(Texte proposé)
↓
Home Reportage Ouaga 2000

La pompe Afrique

jeremy bernard

De hauts buildings toisent le rare piéton de leurs façades insolentes, des bâtiments inachevés crèvent sous un soleil de plomb, et des rues vides serpentent dans le désert. Bienvenue à Ouaga 2000. Une ville-fantôme ? Pas vraiment. Une cité nouvelle plutôt, érigée à l’occasion du sommet France-Afrique de 1996. Les diplomates partis, ne reste que ce quartier sans âme, immortalisé par le Lillois Jérémy Bernard en 2012. Qui le dévoile, de nuit, sous un nouveau jour.

Jérémy Bernard et l’Afrique, c’est avant tout une histoire familiale. Son jeune frère est d’origine burkinabè. En 2003, le photographe, son frangin et ses parents visitent Ouagadougou. La famille découvre l’existence d’un drôle de quartier huppé nommé Ouaga 2000. « Les habitants voient ces constructions d’un mauvais oeil, explique l’artiste. Des sommes astronomiques ont été dépensées dans ces bâtiments. Et la plupart des administrations, ambassades, services publics ont été délocalisés là-bas ». Tout est concentré au même endroit, c’est pratique, pense-t-on naïvement« Oui, sauf que Ouaga 2000 est situé à 10 kilomètres de la ville » modère Jérémy. Entendu. « De toute façon, ce quartier n’a pas été construit pour la population. Il n’y a aucun bar, café, ou restaurant, on n’y retrouve pas du tout le mode de vie africain ». En fait, on n’y reconnaît pas grand-chose, puisque ces maisons, souvent vides, sont parfois acquises par de riches familles qui n’y vivent même pas – mais posséder une maison à Ouaga 2000, c’est afficher un certain standing.
↑
(Données enregistrées)
↓
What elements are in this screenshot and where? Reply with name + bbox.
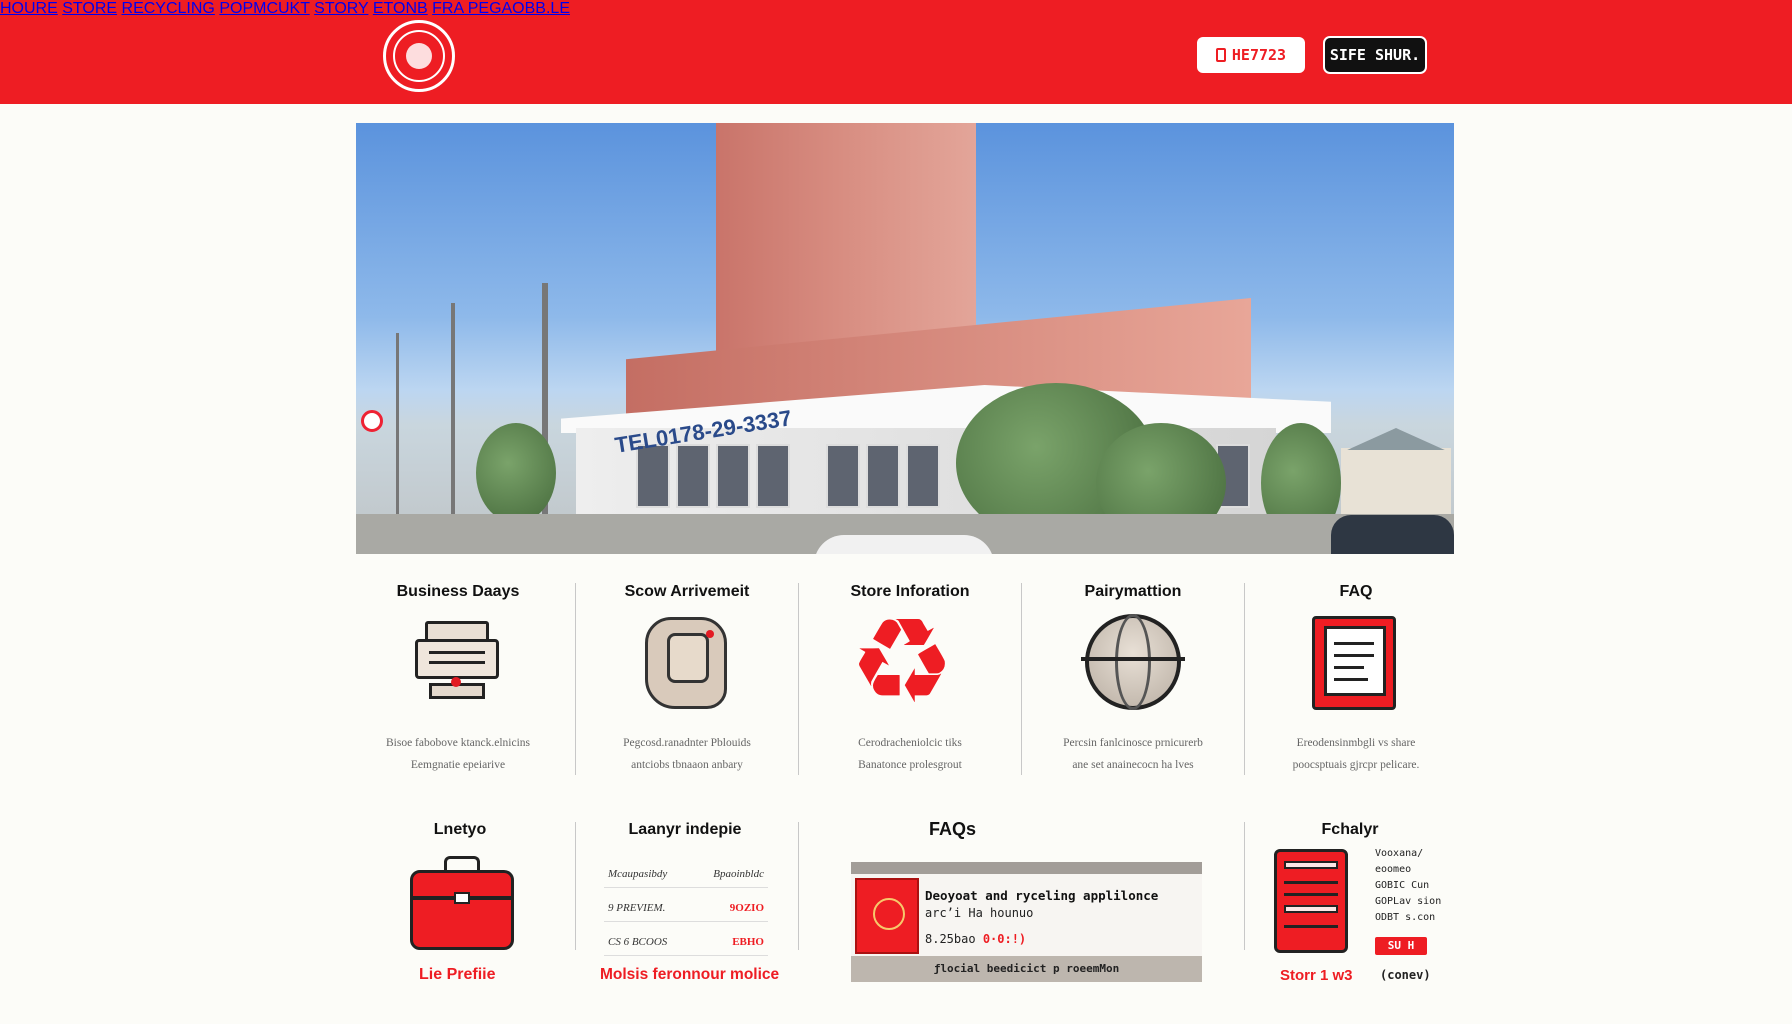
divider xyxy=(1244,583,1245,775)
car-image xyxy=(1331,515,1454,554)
↑
(Consignes)
a) Recopiez tout ce qui va de « Home Reportage Ouaga » jusqu'à « un nouveau jour. » dans le reportage sur Ouaga 2000, en substituant « délégués » à « diplomates ».
b) Répondez à ces questions à partir du reportage sur Ouaga 2000.
(i) À l'occasion de quel événement Ouaga 2000 a-t-elle été érigée ?
(ii) En quelle année la famille de Jérémy Bernard visite-t-elle Ouagadougou ?
(iii) À quelle distance de la ville Ouaga 2000 est-elle située ?

(Corrigé)
a)
Home Reportage Ouaga 2000

La pompe Afrique

jeremy bernard

De hauts buildings toisent le rare piéton de leurs façades insolentes, des bâtiments inachevés crèvent sous un soleil de plomb, et des rues vides serpentent dans le désert. Bienvenue à Ouaga 2000. Une ville-fantôme ? Pas vraiment. Une cité nouvelle plutôt, érigée à l’occasion du sommet France-Afrique de 1996. Les délégués partis, ne reste que ce quartier sans âme, immortalisé par le Lillois Jérémy Bernard en 2012. Qui le dévoile, de nuit, sous un nouveau jour.

b)
(i) Le sommet France-Afrique de 1996.
(ii) En 2003.
(iii) À 10 kilomètres.